Scan the listing below and copy every line holding "text".

Dataset items:
# # # #
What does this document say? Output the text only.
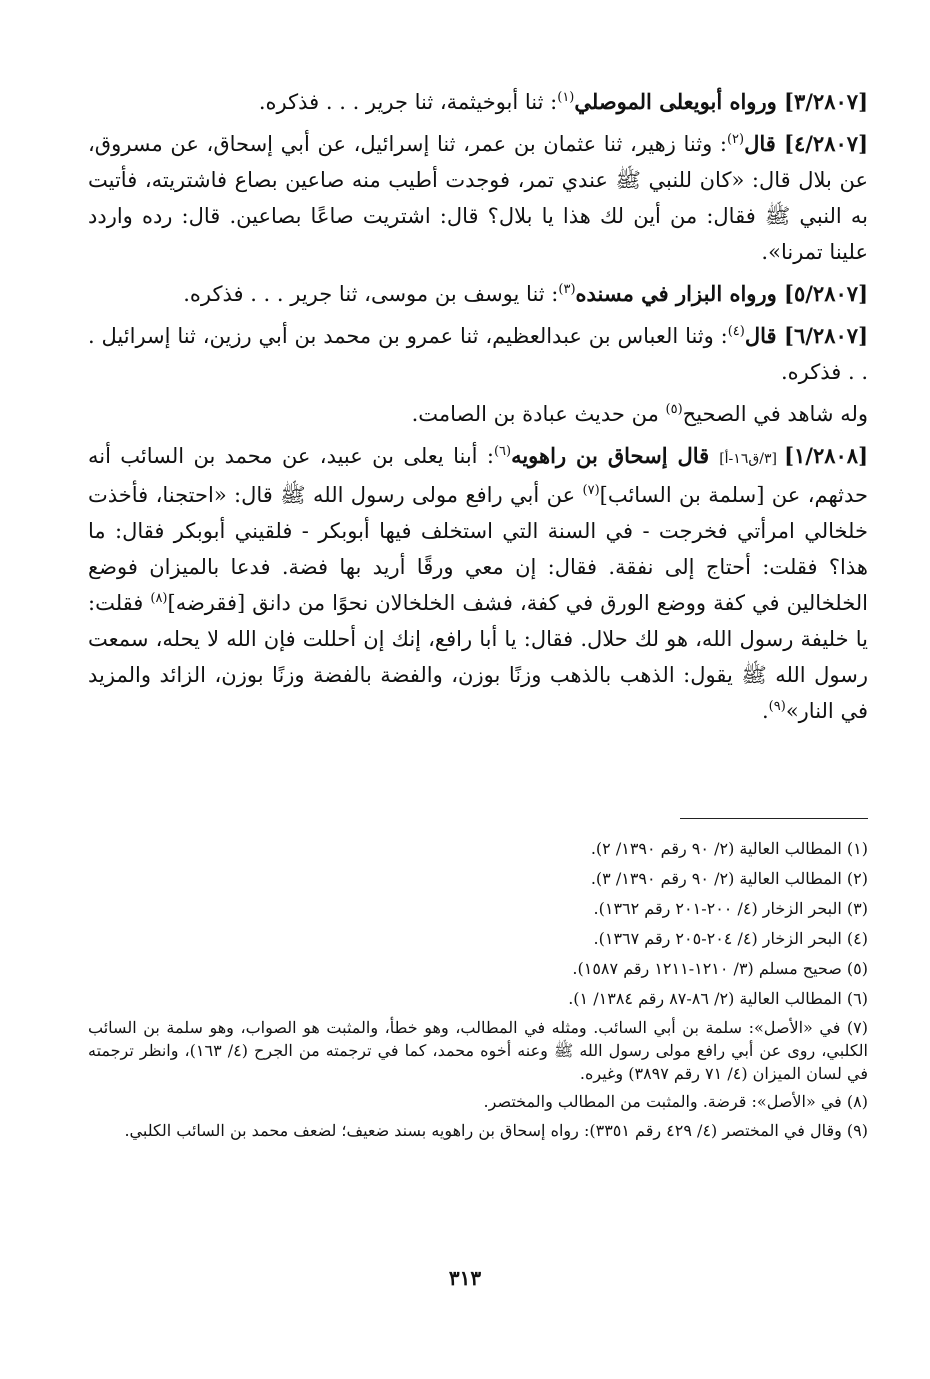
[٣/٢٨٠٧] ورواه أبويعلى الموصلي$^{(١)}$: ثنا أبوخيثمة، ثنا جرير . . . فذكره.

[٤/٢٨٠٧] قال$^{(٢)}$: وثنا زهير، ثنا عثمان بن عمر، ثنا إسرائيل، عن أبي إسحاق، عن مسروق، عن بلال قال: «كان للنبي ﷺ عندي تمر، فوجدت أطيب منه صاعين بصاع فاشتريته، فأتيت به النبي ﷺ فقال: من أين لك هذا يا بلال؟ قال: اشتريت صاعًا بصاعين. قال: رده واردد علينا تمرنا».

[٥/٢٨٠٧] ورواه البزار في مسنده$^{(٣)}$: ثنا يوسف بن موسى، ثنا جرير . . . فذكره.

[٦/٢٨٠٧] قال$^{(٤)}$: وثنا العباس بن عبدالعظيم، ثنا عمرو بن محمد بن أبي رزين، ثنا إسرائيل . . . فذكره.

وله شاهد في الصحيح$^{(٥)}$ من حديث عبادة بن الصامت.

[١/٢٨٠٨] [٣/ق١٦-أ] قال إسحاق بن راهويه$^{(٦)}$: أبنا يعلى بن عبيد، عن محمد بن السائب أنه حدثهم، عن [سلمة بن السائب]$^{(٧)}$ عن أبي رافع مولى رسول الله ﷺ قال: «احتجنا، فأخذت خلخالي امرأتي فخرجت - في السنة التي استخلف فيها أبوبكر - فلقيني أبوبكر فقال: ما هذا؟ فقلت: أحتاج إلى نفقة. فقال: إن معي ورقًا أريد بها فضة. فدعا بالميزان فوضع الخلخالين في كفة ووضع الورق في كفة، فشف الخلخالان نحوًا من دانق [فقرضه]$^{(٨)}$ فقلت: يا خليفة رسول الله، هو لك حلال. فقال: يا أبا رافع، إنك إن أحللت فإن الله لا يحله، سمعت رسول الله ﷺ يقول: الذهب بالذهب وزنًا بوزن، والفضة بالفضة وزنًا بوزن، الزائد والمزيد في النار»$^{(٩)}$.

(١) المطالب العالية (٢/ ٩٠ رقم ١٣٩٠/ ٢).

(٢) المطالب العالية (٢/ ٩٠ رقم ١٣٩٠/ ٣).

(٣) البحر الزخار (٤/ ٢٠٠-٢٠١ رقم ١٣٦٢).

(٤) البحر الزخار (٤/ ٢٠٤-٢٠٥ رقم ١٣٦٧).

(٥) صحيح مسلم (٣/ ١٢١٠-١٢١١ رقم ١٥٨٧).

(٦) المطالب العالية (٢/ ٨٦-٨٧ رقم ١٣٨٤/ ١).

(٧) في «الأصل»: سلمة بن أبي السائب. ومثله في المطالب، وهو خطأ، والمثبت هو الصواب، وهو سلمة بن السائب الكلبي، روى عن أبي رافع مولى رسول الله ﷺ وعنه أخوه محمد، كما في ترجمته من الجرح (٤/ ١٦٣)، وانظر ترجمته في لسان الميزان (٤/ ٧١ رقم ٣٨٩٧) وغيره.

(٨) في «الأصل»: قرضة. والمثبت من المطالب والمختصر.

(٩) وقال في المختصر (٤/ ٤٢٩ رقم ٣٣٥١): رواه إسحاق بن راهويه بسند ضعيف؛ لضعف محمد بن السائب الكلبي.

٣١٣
# # # #
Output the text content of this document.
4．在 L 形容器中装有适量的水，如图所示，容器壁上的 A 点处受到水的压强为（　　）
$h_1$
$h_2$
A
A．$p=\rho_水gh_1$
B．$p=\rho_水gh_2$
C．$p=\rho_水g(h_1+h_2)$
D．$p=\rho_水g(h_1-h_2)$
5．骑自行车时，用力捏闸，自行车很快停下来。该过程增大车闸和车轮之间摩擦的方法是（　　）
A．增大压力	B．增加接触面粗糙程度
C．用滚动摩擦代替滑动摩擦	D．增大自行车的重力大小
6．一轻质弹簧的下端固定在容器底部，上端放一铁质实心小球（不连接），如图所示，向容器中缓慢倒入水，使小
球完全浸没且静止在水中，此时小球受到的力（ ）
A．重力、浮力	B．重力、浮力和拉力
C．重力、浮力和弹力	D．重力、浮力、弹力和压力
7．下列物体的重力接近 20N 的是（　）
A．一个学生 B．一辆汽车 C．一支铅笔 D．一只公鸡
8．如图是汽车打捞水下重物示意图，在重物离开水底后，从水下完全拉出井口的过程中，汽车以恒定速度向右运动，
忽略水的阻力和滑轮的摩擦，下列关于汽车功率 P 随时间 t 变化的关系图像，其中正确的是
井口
# # # #
* _SOLVED EXERCISE_:
What does this document say? Output the text only.
Output the text content of this document.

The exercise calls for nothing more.